==== Extracted data

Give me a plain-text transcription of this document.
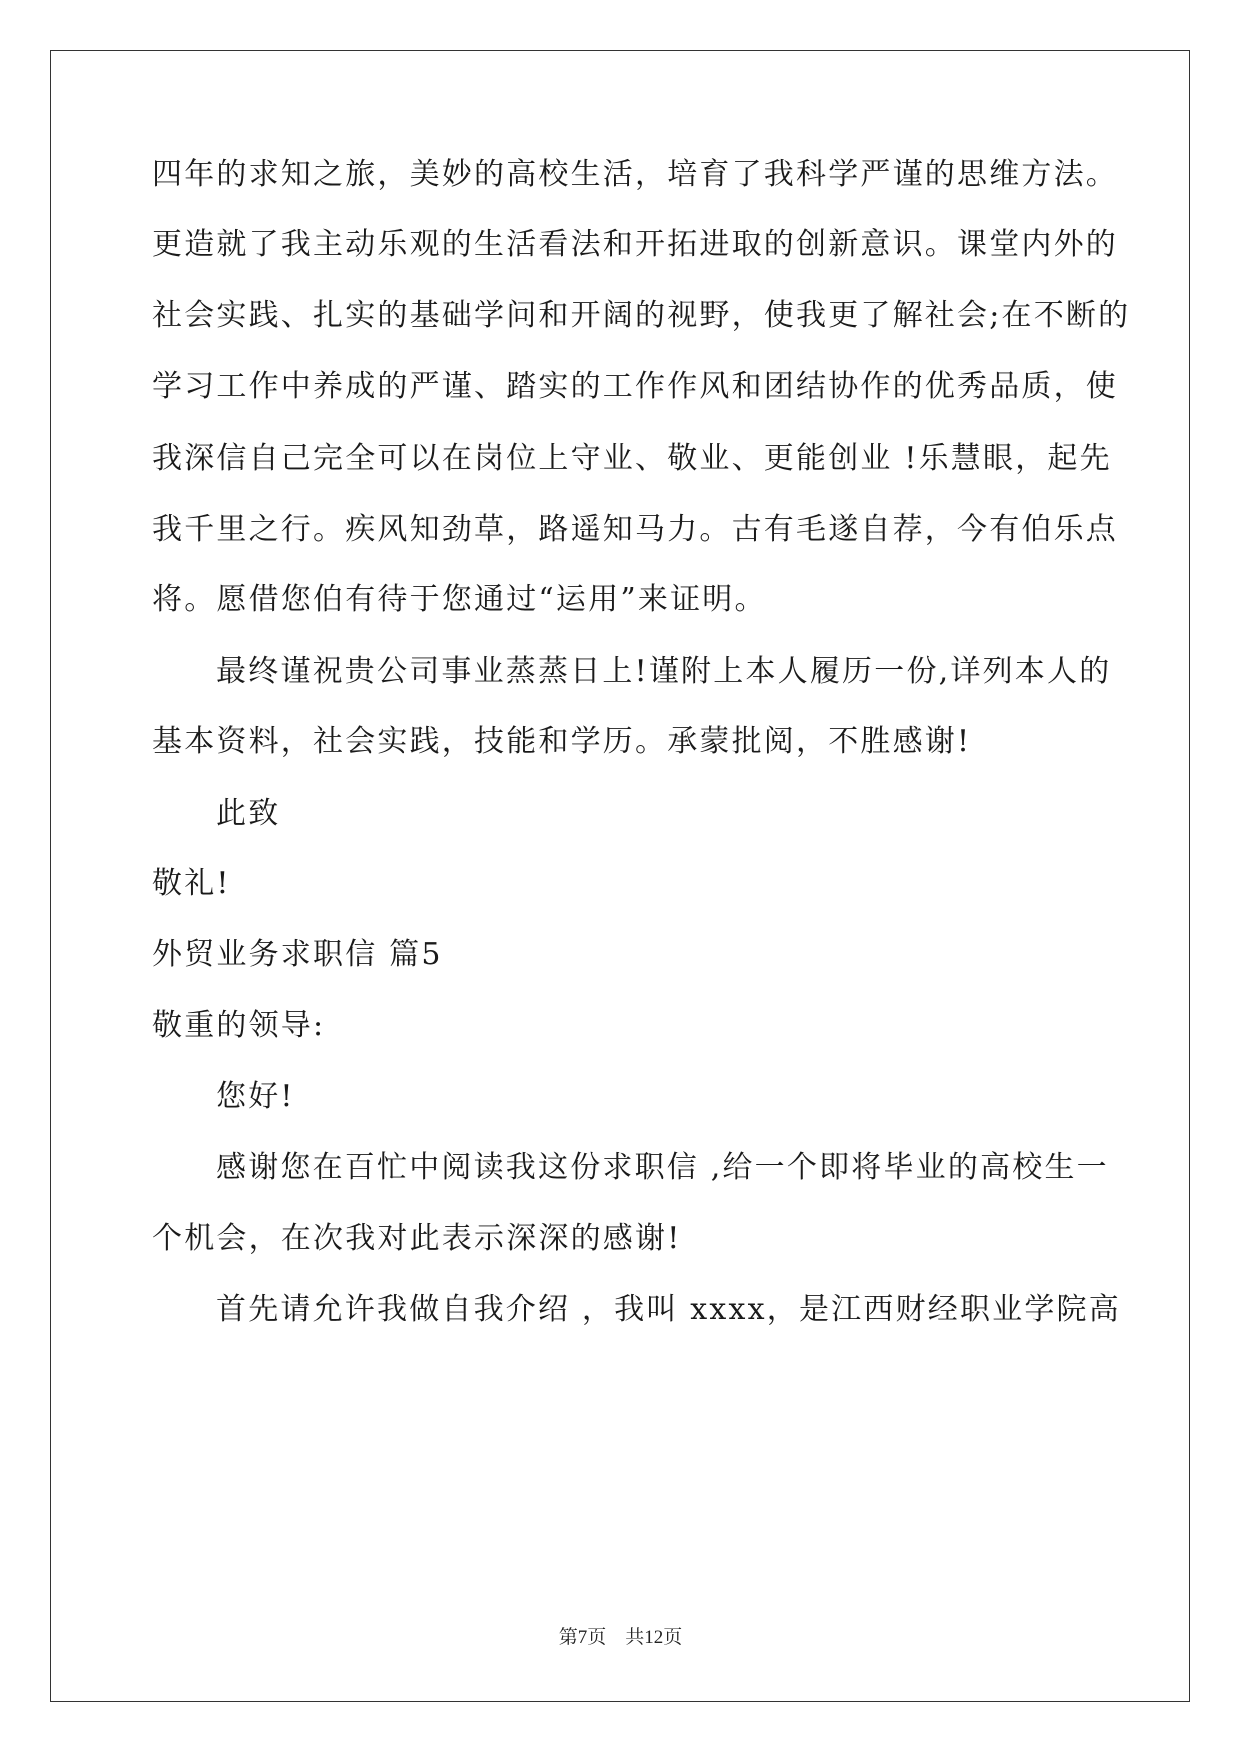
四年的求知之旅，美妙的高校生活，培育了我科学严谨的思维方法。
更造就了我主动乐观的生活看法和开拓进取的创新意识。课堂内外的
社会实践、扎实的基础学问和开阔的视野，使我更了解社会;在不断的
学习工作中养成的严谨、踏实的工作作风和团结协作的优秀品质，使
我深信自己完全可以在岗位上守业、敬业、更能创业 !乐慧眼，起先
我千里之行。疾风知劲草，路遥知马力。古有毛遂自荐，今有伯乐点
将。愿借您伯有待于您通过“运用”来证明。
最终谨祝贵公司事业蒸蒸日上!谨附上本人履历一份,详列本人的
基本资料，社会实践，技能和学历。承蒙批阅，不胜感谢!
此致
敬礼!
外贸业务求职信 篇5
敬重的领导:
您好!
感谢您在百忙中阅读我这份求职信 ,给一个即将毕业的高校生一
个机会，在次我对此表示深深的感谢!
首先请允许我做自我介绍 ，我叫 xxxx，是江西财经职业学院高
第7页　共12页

========

[Task details] Using the records above, retype everything exactly except the pictures.

[Answer to this problem]
Give me a plain-text transcription of this document.
四年的求知之旅，美妙的高校生活，培育了我科学严谨的思维方法。
更造就了我主动乐观的生活看法和开拓进取的创新意识。课堂内外的
社会实践、扎实的基础学问和开阔的视野，使我更了解社会;在不断的
学习工作中养成的严谨、踏实的工作作风和团结协作的优秀品质，使
我深信自己完全可以在岗位上守业、敬业、更能创业 !乐慧眼，起先
我千里之行。疾风知劲草，路遥知马力。古有毛遂自荐，今有伯乐点
将。愿借您伯有待于您通过“运用”来证明。
最终谨祝贵公司事业蒸蒸日上!谨附上本人履历一份,详列本人的
基本资料，社会实践，技能和学历。承蒙批阅，不胜感谢!
此致
敬礼!
外贸业务求职信 篇5
敬重的领导:
您好!
感谢您在百忙中阅读我这份求职信 ,给一个即将毕业的高校生一
个机会，在次我对此表示深深的感谢!
首先请允许我做自我介绍 ，我叫 xxxx，是江西财经职业学院高
第7页　共12页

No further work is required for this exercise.